# Task:
Write out the full set of records exactly. Any pictures in them do not belong in the copy.

----------

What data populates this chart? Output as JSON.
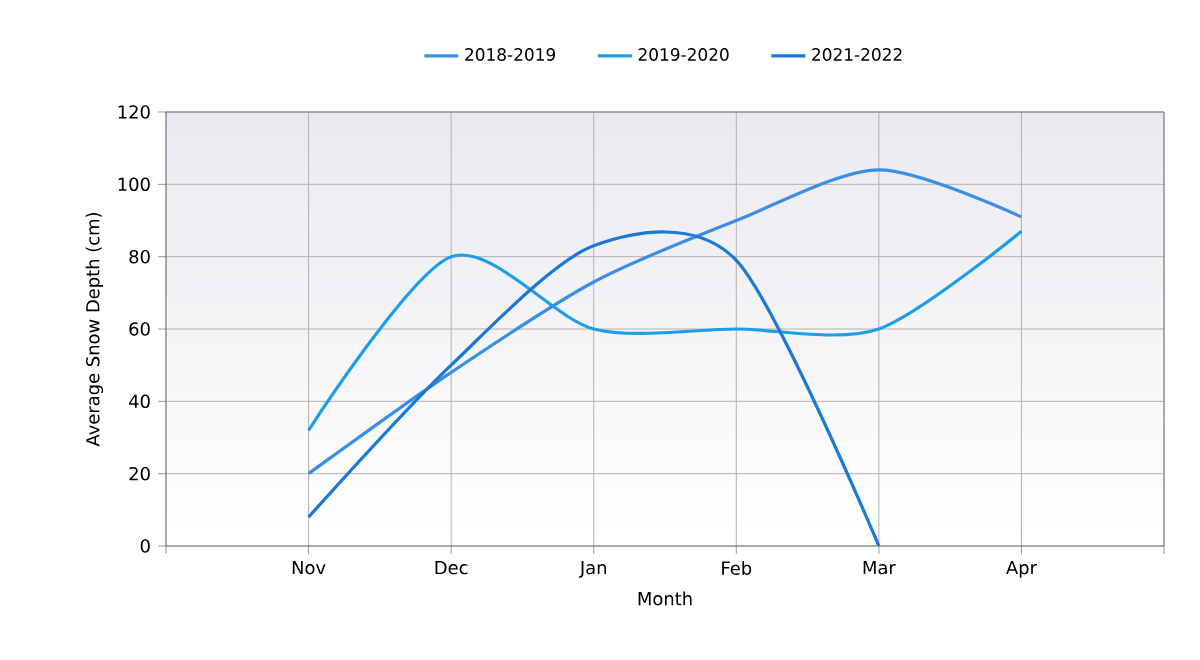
{
  "chart_data": {
    "type": "line",
    "xlabel": "Month",
    "ylabel": "Average Snow Depth (cm)",
    "categories": [
      "Nov",
      "Dec",
      "Jan",
      "Feb",
      "Mar",
      "Apr"
    ],
    "series": [
      {
        "name": "2018-2019",
        "color": "#3a8ee6",
        "values": [
          20,
          48,
          73,
          90,
          104,
          91
        ]
      },
      {
        "name": "2019-2020",
        "color": "#1e9ee8",
        "values": [
          32,
          80,
          60,
          60,
          60,
          87
        ]
      },
      {
        "name": "2021-2022",
        "color": "#1a78d6",
        "values": [
          8,
          50,
          83,
          79,
          0,
          null
        ]
      }
    ],
    "ylim": [
      0,
      120
    ],
    "yticks": [
      0,
      20,
      40,
      60,
      80,
      100,
      120
    ],
    "grid": true,
    "legend": "top",
    "marker": "none",
    "line_style": "solid"
  }
}
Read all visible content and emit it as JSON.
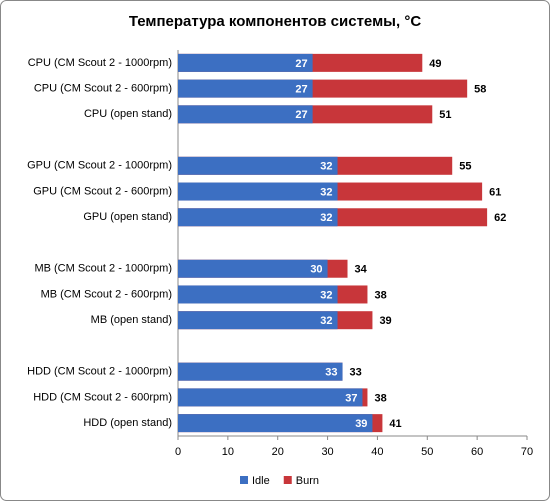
{
  "chart_data": {
    "type": "bar",
    "orientation": "horizontal",
    "overlap": true,
    "title": "Температура компонентов системы, °C",
    "categories": [
      "CPU (CM Scout 2 - 1000rpm)",
      "CPU (CM Scout 2 - 600rpm)",
      "CPU (open stand)",
      null,
      "GPU (CM Scout 2 - 1000rpm)",
      "GPU (CM Scout 2 - 600rpm)",
      "GPU (open stand)",
      null,
      "MB (CM Scout 2 - 1000rpm)",
      "MB (CM Scout 2 - 600rpm)",
      "MB (open stand)",
      null,
      "HDD (CM Scout 2 - 1000rpm)",
      "HDD (CM Scout 2 - 600rpm)",
      "HDD (open stand)"
    ],
    "series": [
      {
        "name": "Burn",
        "color": "#c8363a",
        "values": [
          49,
          58,
          51,
          null,
          55,
          61,
          62,
          null,
          34,
          38,
          39,
          null,
          33,
          38,
          41
        ]
      },
      {
        "name": "Idle",
        "color": "#3c6fc2",
        "values": [
          27,
          27,
          27,
          null,
          32,
          32,
          32,
          null,
          30,
          32,
          32,
          null,
          33,
          37,
          39
        ]
      }
    ],
    "xlim": [
      0,
      70
    ],
    "xticks": [
      0,
      10,
      20,
      30,
      40,
      50,
      60,
      70
    ],
    "legend": "bottom"
  }
}
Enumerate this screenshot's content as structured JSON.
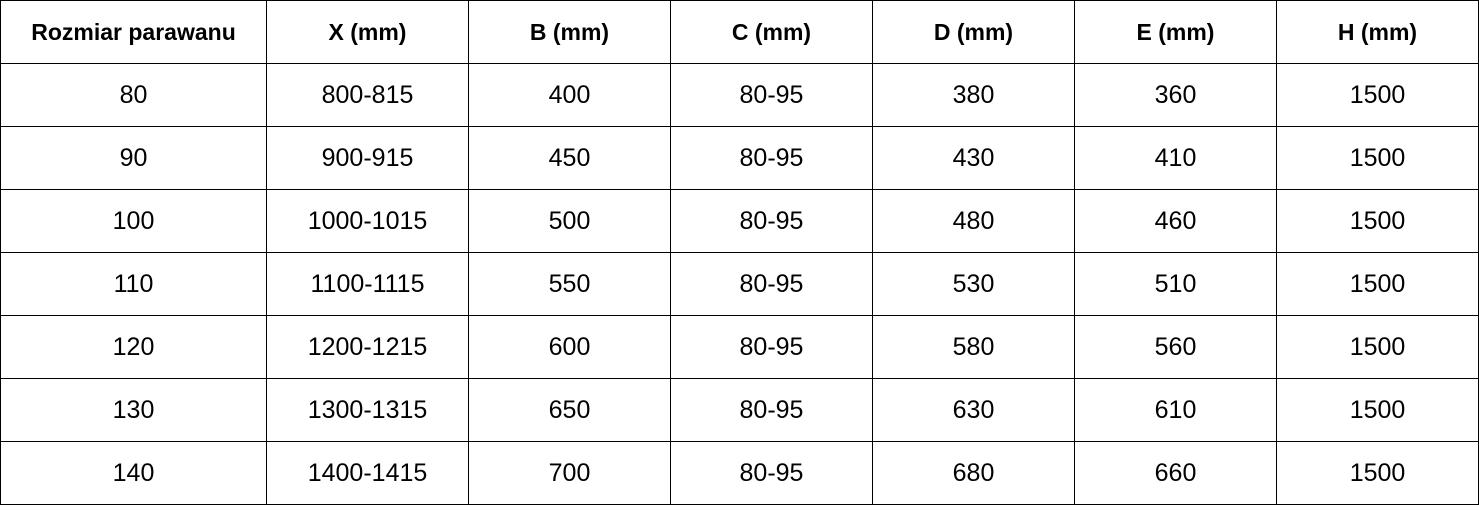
{
  "table": {
    "headers": [
      "Rozmiar parawanu",
      "X (mm)",
      "B (mm)",
      "C (mm)",
      "D (mm)",
      "E (mm)",
      "H (mm)"
    ],
    "rows": [
      [
        "80",
        "800-815",
        "400",
        "80-95",
        "380",
        "360",
        "1500"
      ],
      [
        "90",
        "900-915",
        "450",
        "80-95",
        "430",
        "410",
        "1500"
      ],
      [
        "100",
        "1000-1015",
        "500",
        "80-95",
        "480",
        "460",
        "1500"
      ],
      [
        "110",
        "1100-1115",
        "550",
        "80-95",
        "530",
        "510",
        "1500"
      ],
      [
        "120",
        "1200-1215",
        "600",
        "80-95",
        "580",
        "560",
        "1500"
      ],
      [
        "130",
        "1300-1315",
        "650",
        "80-95",
        "630",
        "610",
        "1500"
      ],
      [
        "140",
        "1400-1415",
        "700",
        "80-95",
        "680",
        "660",
        "1500"
      ]
    ]
  }
}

----------

# Answer to the exercise:
What data populates this chart? Output as JSON.
{
  "chart_data": {
    "type": "line",
    "xlabel": "Month",
    "ylabel": "Average Snow Depth (cm)",
    "categories": [
      "Nov",
      "Dec",
      "Jan",
      "Feb",
      "Mar",
      "Apr"
    ],
    "series": [
      {
        "name": "2018-2019",
        "color": "#3a8ee6",
        "values": [
          20,
          48,
          73,
          90,
          104,
          91
        ]
      },
      {
        "name": "2019-2020",
        "color": "#1e9ee8",
        "values": [
          32,
          80,
          60,
          60,
          60,
          87
        ]
      },
      {
        "name": "2021-2022",
        "color": "#1a78d6",
        "values": [
          8,
          50,
          83,
          79,
          0,
          null
        ]
      }
    ],
    "ylim": [
      0,
      120
    ],
    "yticks": [
      0,
      20,
      40,
      60,
      80,
      100,
      120
    ],
    "grid": true,
    "legend": "top",
    "marker": "none",
    "line_style": "solid"
  }
}
Read all visible content and emit it as JSON.
{
  "chart_data": {
    "type": "bar",
    "orientation": "horizontal",
    "overlap": true,
    "title": "Температура компонентов системы, °C",
    "categories": [
      "CPU (CM Scout 2 - 1000rpm)",
      "CPU (CM Scout 2 - 600rpm)",
      "CPU (open stand)",
      null,
      "GPU (CM Scout 2 - 1000rpm)",
      "GPU (CM Scout 2 - 600rpm)",
      "GPU (open stand)",
      null,
      "MB (CM Scout 2 - 1000rpm)",
      "MB (CM Scout 2 - 600rpm)",
      "MB (open stand)",
      null,
      "HDD (CM Scout 2 - 1000rpm)",
      "HDD (CM Scout 2 - 600rpm)",
      "HDD (open stand)"
    ],
    "series": [
      {
        "name": "Burn",
        "color": "#c8363a",
        "values": [
          49,
          58,
          51,
          null,
          55,
          61,
          62,
          null,
          34,
          38,
          39,
          null,
          33,
          38,
          41
        ]
      },
      {
        "name": "Idle",
        "color": "#3c6fc2",
        "values": [
          27,
          27,
          27,
          null,
          32,
          32,
          32,
          null,
          30,
          32,
          32,
          null,
          33,
          37,
          39
        ]
      }
    ],
    "xlim": [
      0,
      70
    ],
    "xticks": [
      0,
      10,
      20,
      30,
      40,
      50,
      60,
      70
    ],
    "legend": "bottom"
  }
}
Enumerate this screenshot's content as structured JSON.
{
  "table": {
    "headers": [
      "Rozmiar parawanu",
      "X (mm)",
      "B (mm)",
      "C (mm)",
      "D (mm)",
      "E (mm)",
      "H (mm)"
    ],
    "rows": [
      [
        "80",
        "800-815",
        "400",
        "80-95",
        "380",
        "360",
        "1500"
      ],
      [
        "90",
        "900-915",
        "450",
        "80-95",
        "430",
        "410",
        "1500"
      ],
      [
        "100",
        "1000-1015",
        "500",
        "80-95",
        "480",
        "460",
        "1500"
      ],
      [
        "110",
        "1100-1115",
        "550",
        "80-95",
        "530",
        "510",
        "1500"
      ],
      [
        "120",
        "1200-1215",
        "600",
        "80-95",
        "580",
        "560",
        "1500"
      ],
      [
        "130",
        "1300-1315",
        "650",
        "80-95",
        "630",
        "610",
        "1500"
      ],
      [
        "140",
        "1400-1415",
        "700",
        "80-95",
        "680",
        "660",
        "1500"
      ]
    ]
  }
}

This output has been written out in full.